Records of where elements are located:
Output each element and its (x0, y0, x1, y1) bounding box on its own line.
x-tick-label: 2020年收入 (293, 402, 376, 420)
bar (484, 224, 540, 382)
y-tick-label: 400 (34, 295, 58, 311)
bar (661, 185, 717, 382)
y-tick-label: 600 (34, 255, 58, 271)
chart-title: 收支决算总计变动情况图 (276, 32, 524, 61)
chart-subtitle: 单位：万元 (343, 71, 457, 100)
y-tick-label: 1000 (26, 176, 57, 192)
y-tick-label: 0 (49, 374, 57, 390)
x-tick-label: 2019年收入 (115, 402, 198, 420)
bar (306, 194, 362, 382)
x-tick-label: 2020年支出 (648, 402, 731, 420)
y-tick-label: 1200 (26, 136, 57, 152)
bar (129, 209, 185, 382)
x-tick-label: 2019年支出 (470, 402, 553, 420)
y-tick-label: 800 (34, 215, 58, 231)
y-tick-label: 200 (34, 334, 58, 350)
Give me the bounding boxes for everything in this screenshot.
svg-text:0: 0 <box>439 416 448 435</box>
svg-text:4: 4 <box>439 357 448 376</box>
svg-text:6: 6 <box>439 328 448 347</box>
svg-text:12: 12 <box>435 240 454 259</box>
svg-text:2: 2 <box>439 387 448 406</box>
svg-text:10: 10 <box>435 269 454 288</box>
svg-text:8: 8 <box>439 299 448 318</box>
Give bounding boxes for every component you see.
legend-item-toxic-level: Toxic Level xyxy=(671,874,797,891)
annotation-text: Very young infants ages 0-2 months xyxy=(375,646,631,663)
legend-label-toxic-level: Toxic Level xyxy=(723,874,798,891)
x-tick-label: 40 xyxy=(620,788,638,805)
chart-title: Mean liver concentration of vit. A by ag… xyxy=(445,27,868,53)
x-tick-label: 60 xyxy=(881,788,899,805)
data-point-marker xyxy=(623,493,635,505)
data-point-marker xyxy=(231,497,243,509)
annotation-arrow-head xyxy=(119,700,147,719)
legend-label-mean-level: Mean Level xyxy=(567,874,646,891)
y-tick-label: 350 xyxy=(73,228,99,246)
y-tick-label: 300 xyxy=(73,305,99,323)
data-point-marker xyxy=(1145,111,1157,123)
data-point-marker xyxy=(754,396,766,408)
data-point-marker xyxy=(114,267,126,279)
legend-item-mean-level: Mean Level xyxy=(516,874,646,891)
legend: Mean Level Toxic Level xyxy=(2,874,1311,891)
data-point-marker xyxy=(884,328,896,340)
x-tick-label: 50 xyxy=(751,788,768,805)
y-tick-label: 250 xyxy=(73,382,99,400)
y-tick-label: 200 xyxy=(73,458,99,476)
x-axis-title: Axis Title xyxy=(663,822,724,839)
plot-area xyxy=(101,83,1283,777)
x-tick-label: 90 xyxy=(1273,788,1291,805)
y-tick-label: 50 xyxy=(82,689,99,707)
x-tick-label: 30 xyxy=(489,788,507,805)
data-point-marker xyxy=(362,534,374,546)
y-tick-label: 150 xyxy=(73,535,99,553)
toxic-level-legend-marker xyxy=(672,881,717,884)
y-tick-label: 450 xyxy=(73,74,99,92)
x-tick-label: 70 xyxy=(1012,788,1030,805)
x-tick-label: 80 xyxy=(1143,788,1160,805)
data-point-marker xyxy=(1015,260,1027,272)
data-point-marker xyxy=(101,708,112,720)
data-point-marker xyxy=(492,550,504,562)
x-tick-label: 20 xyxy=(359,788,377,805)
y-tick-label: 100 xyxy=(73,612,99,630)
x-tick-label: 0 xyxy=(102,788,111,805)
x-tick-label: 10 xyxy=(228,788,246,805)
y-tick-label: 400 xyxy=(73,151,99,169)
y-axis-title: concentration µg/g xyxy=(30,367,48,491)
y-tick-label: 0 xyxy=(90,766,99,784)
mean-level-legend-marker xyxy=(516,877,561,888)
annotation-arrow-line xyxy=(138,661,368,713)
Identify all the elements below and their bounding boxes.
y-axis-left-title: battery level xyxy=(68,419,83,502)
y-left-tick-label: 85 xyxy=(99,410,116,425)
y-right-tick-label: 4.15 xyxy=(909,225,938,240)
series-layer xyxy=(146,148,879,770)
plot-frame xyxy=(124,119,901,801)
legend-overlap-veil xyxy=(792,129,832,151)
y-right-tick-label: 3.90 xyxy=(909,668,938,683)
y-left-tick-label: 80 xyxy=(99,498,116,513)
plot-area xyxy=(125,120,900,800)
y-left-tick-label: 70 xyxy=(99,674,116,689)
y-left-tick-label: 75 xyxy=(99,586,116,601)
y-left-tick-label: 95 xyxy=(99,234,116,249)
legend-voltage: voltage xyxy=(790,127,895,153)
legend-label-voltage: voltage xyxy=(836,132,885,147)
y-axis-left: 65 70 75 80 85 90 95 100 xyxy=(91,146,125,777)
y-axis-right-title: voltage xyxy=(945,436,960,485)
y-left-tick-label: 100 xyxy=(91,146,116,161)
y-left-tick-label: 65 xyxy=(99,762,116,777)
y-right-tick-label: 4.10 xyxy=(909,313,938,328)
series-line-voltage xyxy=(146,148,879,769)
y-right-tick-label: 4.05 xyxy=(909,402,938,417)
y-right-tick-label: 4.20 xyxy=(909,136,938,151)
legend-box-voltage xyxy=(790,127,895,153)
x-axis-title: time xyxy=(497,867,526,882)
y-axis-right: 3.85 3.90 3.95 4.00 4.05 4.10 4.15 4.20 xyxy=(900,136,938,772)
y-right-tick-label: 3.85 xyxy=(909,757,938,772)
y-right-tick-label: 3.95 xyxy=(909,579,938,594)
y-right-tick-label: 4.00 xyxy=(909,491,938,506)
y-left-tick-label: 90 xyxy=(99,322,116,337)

> [Short exercise] Copy the material again line for line, from its first line through the line that contains "svg-text:2: 2 <box>439 387 448 406</box>", including both.

> [Answer to this problem]
Output each element and its (x0, y0, x1, y1) bounding box on its own line.
x-tick-label: 2020年收入 (293, 402, 376, 420)
bar (484, 224, 540, 382)
y-tick-label: 400 (34, 295, 58, 311)
bar (661, 185, 717, 382)
y-tick-label: 600 (34, 255, 58, 271)
chart-title: 收支决算总计变动情况图 (276, 32, 524, 61)
chart-subtitle: 单位：万元 (343, 71, 457, 100)
y-tick-label: 1000 (26, 176, 57, 192)
y-tick-label: 0 (49, 374, 57, 390)
x-tick-label: 2019年收入 (115, 402, 198, 420)
bar (306, 194, 362, 382)
x-tick-label: 2020年支出 (648, 402, 731, 420)
y-tick-label: 1200 (26, 136, 57, 152)
bar (129, 209, 185, 382)
x-tick-label: 2019年支出 (470, 402, 553, 420)
y-tick-label: 800 (34, 215, 58, 231)
y-tick-label: 200 (34, 334, 58, 350)
Give me the bounding boxes for everything in this screenshot.
svg-text:0: 0 <box>439 416 448 435</box>
svg-text:4: 4 <box>439 357 448 376</box>
svg-text:6: 6 <box>439 328 448 347</box>
svg-text:12: 12 <box>435 240 454 259</box>
svg-text:2: 2 <box>439 387 448 406</box>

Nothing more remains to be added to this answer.